● **The request**
Identify and copy all lines of the material where the string "structure" is found.

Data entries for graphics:

** begin **

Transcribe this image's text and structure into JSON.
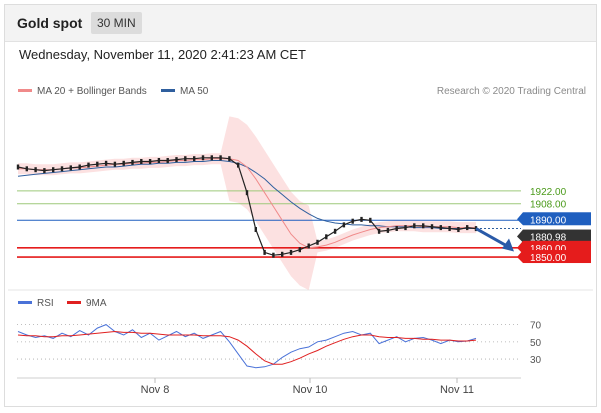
{
  "header": {
    "title": "Gold spot",
    "interval": "30 MIN"
  },
  "datetime": "Wednesday, November 11, 2020 2:41:23 AM CET",
  "legend_price": [
    {
      "label": "MA 20 + Bollinger Bands",
      "color": "#f08a8a"
    },
    {
      "label": "MA 50",
      "color": "#2f5f9e"
    }
  ],
  "legend_rsi": [
    {
      "label": "RSI",
      "color": "#4a72d8"
    },
    {
      "label": "9MA",
      "color": "#e02020"
    }
  ],
  "credit": "Research © 2020 Trading Central",
  "levels": [
    {
      "value": 1922.0,
      "label": "1922.00",
      "kind": "resistance",
      "color": "#9ec97a",
      "text_color": "#4a9a1a"
    },
    {
      "value": 1908.0,
      "label": "1908.00",
      "kind": "resistance",
      "color": "#9ec97a",
      "text_color": "#4a9a1a"
    },
    {
      "value": 1890.0,
      "label": "1890.00",
      "kind": "pivot",
      "color": "#1f5fbf",
      "text_color": "#ffffff"
    },
    {
      "value": 1880.98,
      "label": "1880.98",
      "kind": "last",
      "color": "#333333",
      "text_color": "#ffffff"
    },
    {
      "value": 1860.0,
      "label": "1860.00",
      "kind": "support",
      "color": "#e51c1c",
      "text_color": "#ffffff"
    },
    {
      "value": 1850.0,
      "label": "1850.00",
      "kind": "support",
      "color": "#e51c1c",
      "text_color": "#ffffff"
    }
  ],
  "chart_data": [
    {
      "type": "line",
      "title": "Gold spot 30 MIN",
      "x_tick_labels": [
        "Nov 8",
        "Nov 10",
        "Nov 11"
      ],
      "ylim": [
        1825,
        2010
      ],
      "series": [
        {
          "name": "Price",
          "color": "#222222",
          "values": [
            1948,
            1946,
            1945,
            1944,
            1945,
            1946,
            1947,
            1948,
            1950,
            1951,
            1952,
            1951,
            1952,
            1953,
            1954,
            1954,
            1955,
            1955,
            1956,
            1957,
            1957,
            1958,
            1958,
            1958,
            1957,
            1950,
            1920,
            1880,
            1855,
            1852,
            1853,
            1855,
            1858,
            1862,
            1866,
            1872,
            1878,
            1885,
            1889,
            1891,
            1890,
            1878,
            1879,
            1881,
            1882,
            1884,
            1884,
            1883,
            1882,
            1881,
            1880,
            1882,
            1880.98
          ]
        },
        {
          "name": "MA 20",
          "color": "#f08a8a",
          "values": [
            1946,
            1946,
            1945,
            1945,
            1945,
            1946,
            1947,
            1947,
            1948,
            1949,
            1950,
            1951,
            1951,
            1952,
            1952,
            1953,
            1953,
            1954,
            1955,
            1955,
            1956,
            1956,
            1957,
            1957,
            1957,
            1955,
            1948,
            1935,
            1920,
            1905,
            1890,
            1875,
            1865,
            1860,
            1861,
            1863,
            1866,
            1870,
            1874,
            1877,
            1880,
            1882,
            1883,
            1884,
            1884,
            1884,
            1883,
            1883,
            1883,
            1883,
            1882,
            1882,
            1882
          ]
        },
        {
          "name": "MA 50",
          "color": "#2f5f9e",
          "values": [
            1938,
            1939,
            1940,
            1941,
            1942,
            1943,
            1944,
            1945,
            1946,
            1947,
            1948,
            1948,
            1949,
            1950,
            1951,
            1951,
            1952,
            1952,
            1953,
            1953,
            1954,
            1954,
            1955,
            1955,
            1954,
            1952,
            1948,
            1942,
            1935,
            1926,
            1918,
            1910,
            1903,
            1897,
            1892,
            1889,
            1887,
            1886,
            1885,
            1885,
            1884,
            1884,
            1883,
            1883,
            1883,
            1882,
            1882,
            1882,
            1881,
            1881,
            1881,
            1881,
            1881
          ]
        }
      ]
    },
    {
      "type": "line",
      "title": "RSI",
      "ylim": [
        15,
        80
      ],
      "y_ticks": [
        70,
        50,
        30
      ],
      "series": [
        {
          "name": "RSI",
          "color": "#4a72d8",
          "values": [
            62,
            58,
            55,
            57,
            54,
            60,
            56,
            63,
            58,
            66,
            70,
            62,
            58,
            64,
            55,
            60,
            52,
            57,
            62,
            56,
            60,
            54,
            58,
            62,
            50,
            36,
            22,
            20,
            21,
            24,
            32,
            38,
            42,
            44,
            50,
            52,
            56,
            60,
            62,
            58,
            60,
            48,
            52,
            56,
            50,
            54,
            55,
            52,
            48,
            52,
            50,
            51,
            54
          ]
        },
        {
          "name": "9MA",
          "color": "#e02020",
          "values": [
            58,
            57,
            57,
            56,
            56,
            57,
            57,
            58,
            59,
            60,
            61,
            62,
            61,
            61,
            60,
            60,
            59,
            58,
            58,
            58,
            58,
            57,
            57,
            57,
            56,
            52,
            45,
            36,
            28,
            24,
            24,
            27,
            31,
            36,
            40,
            45,
            49,
            53,
            56,
            58,
            58,
            56,
            55,
            55,
            54,
            54,
            53,
            53,
            52,
            52,
            51,
            51,
            52
          ]
        }
      ]
    }
  ]
}
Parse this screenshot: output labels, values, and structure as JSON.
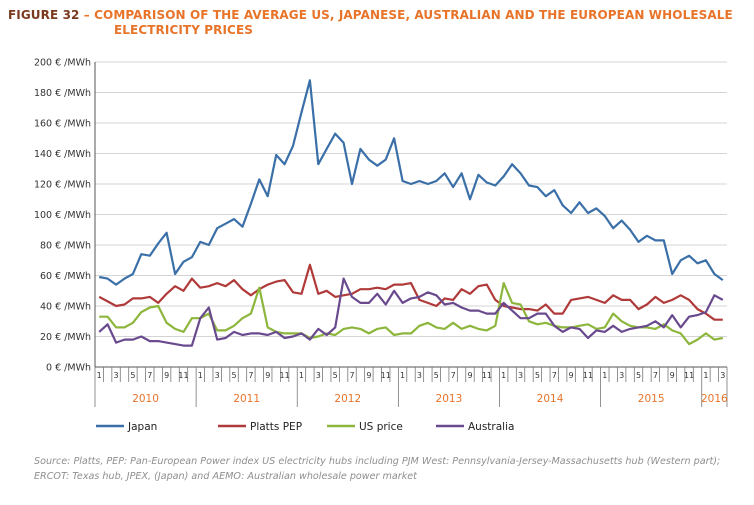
{
  "figure": {
    "label": "FIGURE 32",
    "title_line1": " – COMPARISON OF THE AVERAGE US, JAPANESE, AUSTRALIAN AND THE EUROPEAN WHOLESALE",
    "title_line2": "ELECTRICITY PRICES"
  },
  "source_note": "Source: Platts, PEP: Pan-European Power index US electricity hubs including PJM West: Pennsylvania-Jersey-Massachusetts hub (Western part); ERCOT: Texas hub, JPEX, (Japan) and AEMO: Australian wholesale power market",
  "colors": {
    "japan": "#3a6fa8",
    "platts": "#b03a3a",
    "us": "#8db63c",
    "australia": "#6a4a8e",
    "year_label": "#e8742a",
    "axis": "#555555",
    "grid": "#d4d4d4"
  },
  "chart_data": {
    "type": "line",
    "ylim": [
      0,
      200
    ],
    "yticks": [
      0,
      20,
      40,
      60,
      80,
      100,
      120,
      140,
      160,
      180,
      200
    ],
    "ytick_labels": [
      "0 € /MWh",
      "20 € /MWh",
      "40 € /MWh",
      "60 € /MWh",
      "80 € /MWh",
      "100 € /MWh",
      "120 € /MWh",
      "140 € /MWh",
      "160 € /MWh",
      "180 € /MWh",
      "200 € /MWh"
    ],
    "month_tick_labels": [
      "1",
      "3",
      "5",
      "7",
      "9",
      "11"
    ],
    "last_year_month_tick_labels": [
      "1",
      "3"
    ],
    "years": [
      "2010",
      "2011",
      "2012",
      "2013",
      "2014",
      "2015",
      "2016"
    ],
    "months_count": 75,
    "grid": "horizontal",
    "legend_position": "bottom",
    "series": [
      {
        "name": "Japan",
        "color_key": "japan",
        "values": [
          59,
          58,
          54,
          58,
          61,
          74,
          73,
          81,
          88,
          61,
          69,
          72,
          82,
          80,
          91,
          94,
          97,
          92,
          107,
          123,
          112,
          139,
          133,
          145,
          167,
          188,
          133,
          143,
          153,
          147,
          120,
          143,
          136,
          132,
          136,
          150,
          122,
          120,
          122,
          120,
          122,
          127,
          118,
          127,
          110,
          126,
          121,
          119,
          125,
          133,
          127,
          119,
          118,
          112,
          116,
          106,
          101,
          108,
          101,
          104,
          99,
          91,
          96,
          90,
          82,
          86,
          83,
          83,
          61,
          70,
          73,
          68,
          70,
          61,
          57
        ]
      },
      {
        "name": "Platts PEP",
        "color_key": "platts",
        "values": [
          46,
          43,
          40,
          41,
          45,
          45,
          46,
          42,
          48,
          53,
          50,
          58,
          52,
          53,
          55,
          53,
          57,
          51,
          47,
          51,
          54,
          56,
          57,
          49,
          48,
          67,
          48,
          50,
          46,
          47,
          48,
          51,
          51,
          52,
          51,
          54,
          54,
          55,
          44,
          42,
          40,
          45,
          44,
          51,
          48,
          53,
          54,
          44,
          40,
          39,
          38,
          38,
          37,
          41,
          35,
          35,
          44,
          45,
          46,
          44,
          42,
          47,
          44,
          44,
          38,
          41,
          46,
          42,
          44,
          47,
          44,
          38,
          35,
          31,
          31
        ]
      },
      {
        "name": "US price",
        "color_key": "us",
        "values": [
          33,
          33,
          26,
          26,
          29,
          36,
          39,
          40,
          29,
          25,
          23,
          32,
          32,
          35,
          24,
          24,
          27,
          32,
          35,
          52,
          26,
          23,
          22,
          22,
          22,
          19,
          20,
          22,
          21,
          25,
          26,
          25,
          22,
          25,
          26,
          21,
          22,
          22,
          27,
          29,
          26,
          25,
          29,
          25,
          27,
          25,
          24,
          27,
          55,
          42,
          41,
          30,
          28,
          29,
          27,
          26,
          26,
          27,
          28,
          25,
          26,
          35,
          30,
          27,
          26,
          26,
          25,
          28,
          24,
          22,
          15,
          18,
          22,
          18,
          19
        ]
      },
      {
        "name": "Australia",
        "color_key": "australia",
        "values": [
          23,
          28,
          16,
          18,
          18,
          20,
          17,
          17,
          16,
          15,
          14,
          14,
          32,
          39,
          18,
          19,
          23,
          21,
          22,
          22,
          21,
          23,
          19,
          20,
          22,
          18,
          25,
          21,
          26,
          58,
          46,
          42,
          42,
          48,
          41,
          50,
          42,
          45,
          46,
          49,
          47,
          41,
          42,
          39,
          37,
          37,
          35,
          35,
          42,
          37,
          32,
          32,
          35,
          35,
          27,
          23,
          26,
          25,
          19,
          24,
          23,
          27,
          23,
          25,
          26,
          27,
          30,
          26,
          34,
          26,
          33,
          34,
          36,
          47,
          44
        ]
      }
    ]
  }
}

** end **

● **Written response**
Transcribe this image's text and structure into JSON.
Parse this screenshot: output labels, values, and structure as JSON.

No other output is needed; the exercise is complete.